Exercise input:
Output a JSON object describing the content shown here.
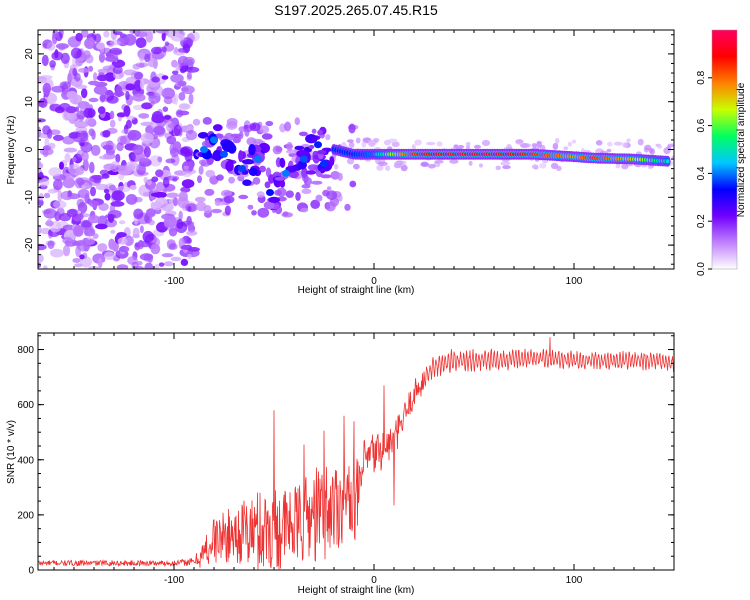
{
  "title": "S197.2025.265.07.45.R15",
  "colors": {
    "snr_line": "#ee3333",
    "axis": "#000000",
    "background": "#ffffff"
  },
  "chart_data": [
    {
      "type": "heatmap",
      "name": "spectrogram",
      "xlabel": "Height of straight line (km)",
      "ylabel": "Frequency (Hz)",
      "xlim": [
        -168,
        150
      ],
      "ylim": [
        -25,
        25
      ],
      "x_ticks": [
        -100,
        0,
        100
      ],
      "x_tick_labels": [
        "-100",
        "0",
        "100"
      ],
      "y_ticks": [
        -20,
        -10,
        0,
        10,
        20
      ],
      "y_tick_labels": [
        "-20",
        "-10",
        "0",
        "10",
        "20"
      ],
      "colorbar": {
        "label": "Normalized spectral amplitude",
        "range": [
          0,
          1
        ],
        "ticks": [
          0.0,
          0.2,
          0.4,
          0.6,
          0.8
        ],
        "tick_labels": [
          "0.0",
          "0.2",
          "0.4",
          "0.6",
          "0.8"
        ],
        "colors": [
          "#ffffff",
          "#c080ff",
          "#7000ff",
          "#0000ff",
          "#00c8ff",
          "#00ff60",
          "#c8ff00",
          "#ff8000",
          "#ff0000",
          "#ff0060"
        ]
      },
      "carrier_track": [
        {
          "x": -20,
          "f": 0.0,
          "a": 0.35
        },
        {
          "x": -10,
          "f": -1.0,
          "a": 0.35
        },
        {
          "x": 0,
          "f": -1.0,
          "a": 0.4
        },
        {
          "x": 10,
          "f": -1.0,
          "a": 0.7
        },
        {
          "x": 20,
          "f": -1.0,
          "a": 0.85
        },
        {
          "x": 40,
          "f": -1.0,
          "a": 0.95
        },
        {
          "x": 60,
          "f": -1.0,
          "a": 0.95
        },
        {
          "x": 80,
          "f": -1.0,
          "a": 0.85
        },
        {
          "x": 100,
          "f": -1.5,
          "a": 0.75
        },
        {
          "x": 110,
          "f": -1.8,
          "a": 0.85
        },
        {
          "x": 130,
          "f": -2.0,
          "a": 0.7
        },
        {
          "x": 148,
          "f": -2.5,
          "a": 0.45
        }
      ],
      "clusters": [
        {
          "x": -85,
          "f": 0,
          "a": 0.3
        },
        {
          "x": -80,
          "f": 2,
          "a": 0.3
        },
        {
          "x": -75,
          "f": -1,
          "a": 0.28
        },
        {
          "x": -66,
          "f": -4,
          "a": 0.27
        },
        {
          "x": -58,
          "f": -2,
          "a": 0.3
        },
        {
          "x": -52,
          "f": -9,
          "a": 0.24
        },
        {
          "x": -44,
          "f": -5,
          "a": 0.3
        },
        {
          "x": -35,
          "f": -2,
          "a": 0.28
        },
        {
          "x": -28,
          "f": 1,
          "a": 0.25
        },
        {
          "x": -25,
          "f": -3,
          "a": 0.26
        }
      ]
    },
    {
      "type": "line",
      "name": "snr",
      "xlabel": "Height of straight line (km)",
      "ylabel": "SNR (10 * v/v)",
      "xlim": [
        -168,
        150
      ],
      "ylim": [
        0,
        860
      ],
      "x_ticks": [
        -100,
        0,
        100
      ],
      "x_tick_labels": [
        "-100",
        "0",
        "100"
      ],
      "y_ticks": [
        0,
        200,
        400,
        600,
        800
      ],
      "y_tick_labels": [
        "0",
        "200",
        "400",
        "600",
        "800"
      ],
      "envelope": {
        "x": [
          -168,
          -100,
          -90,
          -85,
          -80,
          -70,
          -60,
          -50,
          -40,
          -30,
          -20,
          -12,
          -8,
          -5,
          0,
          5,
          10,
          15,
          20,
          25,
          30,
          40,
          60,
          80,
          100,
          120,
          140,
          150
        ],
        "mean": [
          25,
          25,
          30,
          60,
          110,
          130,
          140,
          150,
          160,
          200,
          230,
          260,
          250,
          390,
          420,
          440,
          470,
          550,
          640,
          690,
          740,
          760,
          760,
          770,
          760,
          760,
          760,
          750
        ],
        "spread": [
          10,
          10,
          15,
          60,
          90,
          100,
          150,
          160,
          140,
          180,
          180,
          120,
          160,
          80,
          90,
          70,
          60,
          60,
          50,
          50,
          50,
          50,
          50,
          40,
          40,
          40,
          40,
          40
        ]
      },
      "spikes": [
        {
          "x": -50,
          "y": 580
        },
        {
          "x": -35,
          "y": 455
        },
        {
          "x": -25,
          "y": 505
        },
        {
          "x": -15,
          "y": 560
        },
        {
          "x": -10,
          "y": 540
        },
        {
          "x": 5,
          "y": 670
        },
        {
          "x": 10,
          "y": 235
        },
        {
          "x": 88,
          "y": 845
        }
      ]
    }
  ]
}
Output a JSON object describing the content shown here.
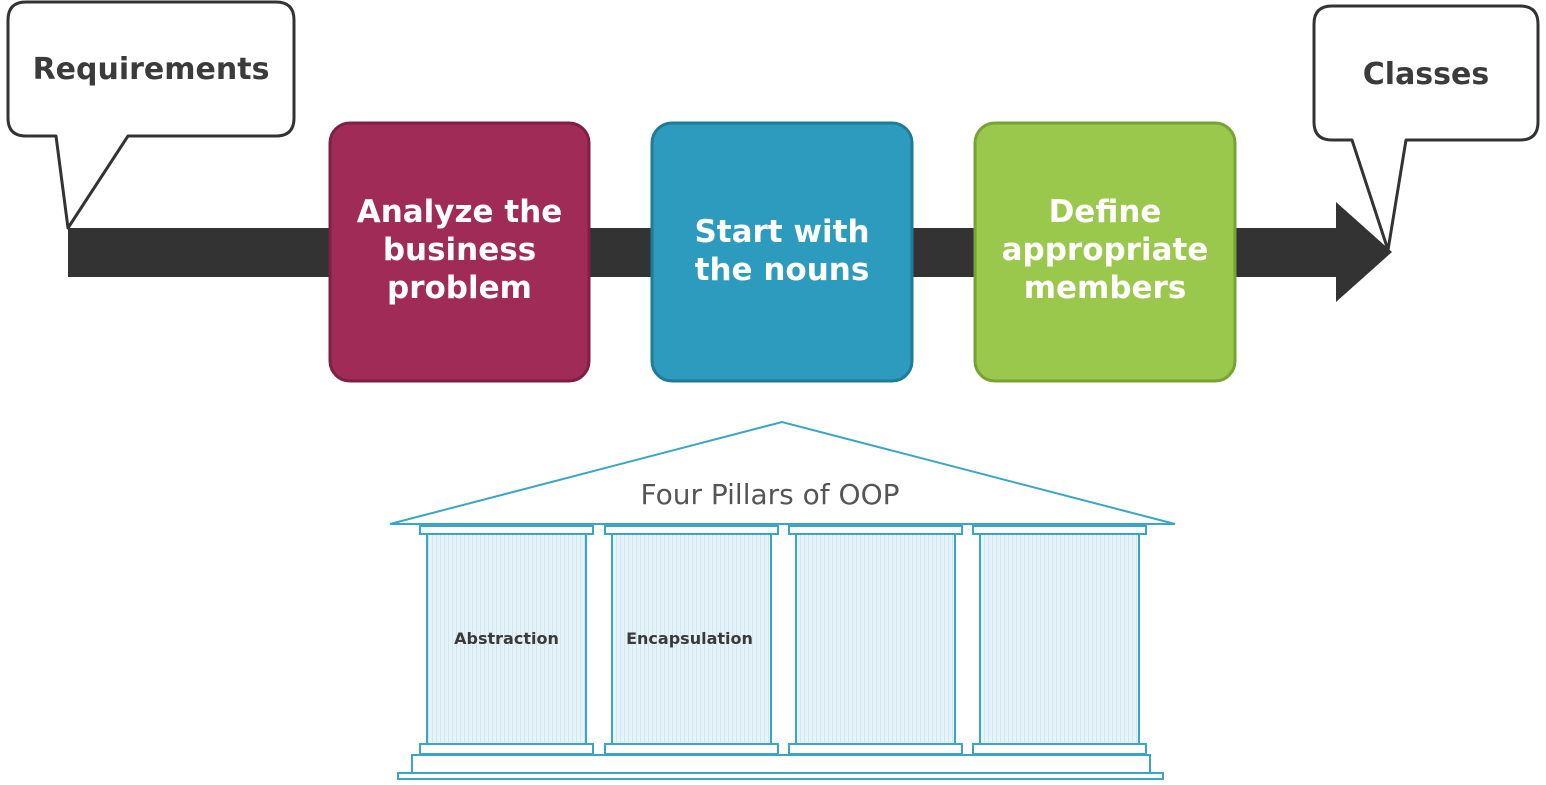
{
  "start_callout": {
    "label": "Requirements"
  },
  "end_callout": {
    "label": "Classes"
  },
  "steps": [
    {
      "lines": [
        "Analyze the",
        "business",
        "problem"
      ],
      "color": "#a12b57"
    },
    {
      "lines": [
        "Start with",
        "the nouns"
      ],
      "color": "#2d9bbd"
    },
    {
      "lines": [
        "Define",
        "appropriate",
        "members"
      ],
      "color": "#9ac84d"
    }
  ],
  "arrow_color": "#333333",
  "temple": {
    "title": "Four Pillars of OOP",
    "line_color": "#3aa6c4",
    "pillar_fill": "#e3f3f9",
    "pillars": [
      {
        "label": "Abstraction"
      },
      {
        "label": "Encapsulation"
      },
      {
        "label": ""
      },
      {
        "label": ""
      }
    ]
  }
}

Exercise aim: Write the material out again exactly as it appears, dropping the pictures.

Exercise response:
Output a JSON object describing the content shown here.
{
  "title": "S197.2025.265.07.45.R15",
  "colors": {
    "snr_line": "#ee3333",
    "axis": "#000000",
    "background": "#ffffff"
  },
  "chart_data": [
    {
      "type": "heatmap",
      "name": "spectrogram",
      "xlabel": "Height of straight line (km)",
      "ylabel": "Frequency (Hz)",
      "xlim": [
        -168,
        150
      ],
      "ylim": [
        -25,
        25
      ],
      "x_ticks": [
        -100,
        0,
        100
      ],
      "x_tick_labels": [
        "-100",
        "0",
        "100"
      ],
      "y_ticks": [
        -20,
        -10,
        0,
        10,
        20
      ],
      "y_tick_labels": [
        "-20",
        "-10",
        "0",
        "10",
        "20"
      ],
      "colorbar": {
        "label": "Normalized spectral amplitude",
        "range": [
          0,
          1
        ],
        "ticks": [
          0.0,
          0.2,
          0.4,
          0.6,
          0.8
        ],
        "tick_labels": [
          "0.0",
          "0.2",
          "0.4",
          "0.6",
          "0.8"
        ],
        "colors": [
          "#ffffff",
          "#c080ff",
          "#7000ff",
          "#0000ff",
          "#00c8ff",
          "#00ff60",
          "#c8ff00",
          "#ff8000",
          "#ff0000",
          "#ff0060"
        ]
      },
      "carrier_track": [
        {
          "x": -20,
          "f": 0.0,
          "a": 0.35
        },
        {
          "x": -10,
          "f": -1.0,
          "a": 0.35
        },
        {
          "x": 0,
          "f": -1.0,
          "a": 0.4
        },
        {
          "x": 10,
          "f": -1.0,
          "a": 0.7
        },
        {
          "x": 20,
          "f": -1.0,
          "a": 0.85
        },
        {
          "x": 40,
          "f": -1.0,
          "a": 0.95
        },
        {
          "x": 60,
          "f": -1.0,
          "a": 0.95
        },
        {
          "x": 80,
          "f": -1.0,
          "a": 0.85
        },
        {
          "x": 100,
          "f": -1.5,
          "a": 0.75
        },
        {
          "x": 110,
          "f": -1.8,
          "a": 0.85
        },
        {
          "x": 130,
          "f": -2.0,
          "a": 0.7
        },
        {
          "x": 148,
          "f": -2.5,
          "a": 0.45
        }
      ],
      "clusters": [
        {
          "x": -85,
          "f": 0,
          "a": 0.3
        },
        {
          "x": -80,
          "f": 2,
          "a": 0.3
        },
        {
          "x": -75,
          "f": -1,
          "a": 0.28
        },
        {
          "x": -66,
          "f": -4,
          "a": 0.27
        },
        {
          "x": -58,
          "f": -2,
          "a": 0.3
        },
        {
          "x": -52,
          "f": -9,
          "a": 0.24
        },
        {
          "x": -44,
          "f": -5,
          "a": 0.3
        },
        {
          "x": -35,
          "f": -2,
          "a": 0.28
        },
        {
          "x": -28,
          "f": 1,
          "a": 0.25
        },
        {
          "x": -25,
          "f": -3,
          "a": 0.26
        }
      ]
    },
    {
      "type": "line",
      "name": "snr",
      "xlabel": "Height of straight line (km)",
      "ylabel": "SNR (10 * v/v)",
      "xlim": [
        -168,
        150
      ],
      "ylim": [
        0,
        860
      ],
      "x_ticks": [
        -100,
        0,
        100
      ],
      "x_tick_labels": [
        "-100",
        "0",
        "100"
      ],
      "y_ticks": [
        0,
        200,
        400,
        600,
        800
      ],
      "y_tick_labels": [
        "0",
        "200",
        "400",
        "600",
        "800"
      ],
      "envelope": {
        "x": [
          -168,
          -100,
          -90,
          -85,
          -80,
          -70,
          -60,
          -50,
          -40,
          -30,
          -20,
          -12,
          -8,
          -5,
          0,
          5,
          10,
          15,
          20,
          25,
          30,
          40,
          60,
          80,
          100,
          120,
          140,
          150
        ],
        "mean": [
          25,
          25,
          30,
          60,
          110,
          130,
          140,
          150,
          160,
          200,
          230,
          260,
          250,
          390,
          420,
          440,
          470,
          550,
          640,
          690,
          740,
          760,
          760,
          770,
          760,
          760,
          760,
          750
        ],
        "spread": [
          10,
          10,
          15,
          60,
          90,
          100,
          150,
          160,
          140,
          180,
          180,
          120,
          160,
          80,
          90,
          70,
          60,
          60,
          50,
          50,
          50,
          50,
          50,
          40,
          40,
          40,
          40,
          40
        ]
      },
      "spikes": [
        {
          "x": -50,
          "y": 580
        },
        {
          "x": -35,
          "y": 455
        },
        {
          "x": -25,
          "y": 505
        },
        {
          "x": -15,
          "y": 560
        },
        {
          "x": -10,
          "y": 540
        },
        {
          "x": 5,
          "y": 670
        },
        {
          "x": 10,
          "y": 235
        },
        {
          "x": 88,
          "y": 845
        }
      ]
    }
  ]
}
Output a JSON object describing the content shown here.
{
  "start_callout": {
    "label": "Requirements"
  },
  "end_callout": {
    "label": "Classes"
  },
  "steps": [
    {
      "lines": [
        "Analyze the",
        "business",
        "problem"
      ],
      "color": "#a12b57"
    },
    {
      "lines": [
        "Start with",
        "the nouns"
      ],
      "color": "#2d9bbd"
    },
    {
      "lines": [
        "Define",
        "appropriate",
        "members"
      ],
      "color": "#9ac84d"
    }
  ],
  "arrow_color": "#333333",
  "temple": {
    "title": "Four Pillars of OOP",
    "line_color": "#3aa6c4",
    "pillar_fill": "#e3f3f9",
    "pillars": [
      {
        "label": "Abstraction"
      },
      {
        "label": "Encapsulation"
      },
      {
        "label": ""
      },
      {
        "label": ""
      }
    ]
  }
}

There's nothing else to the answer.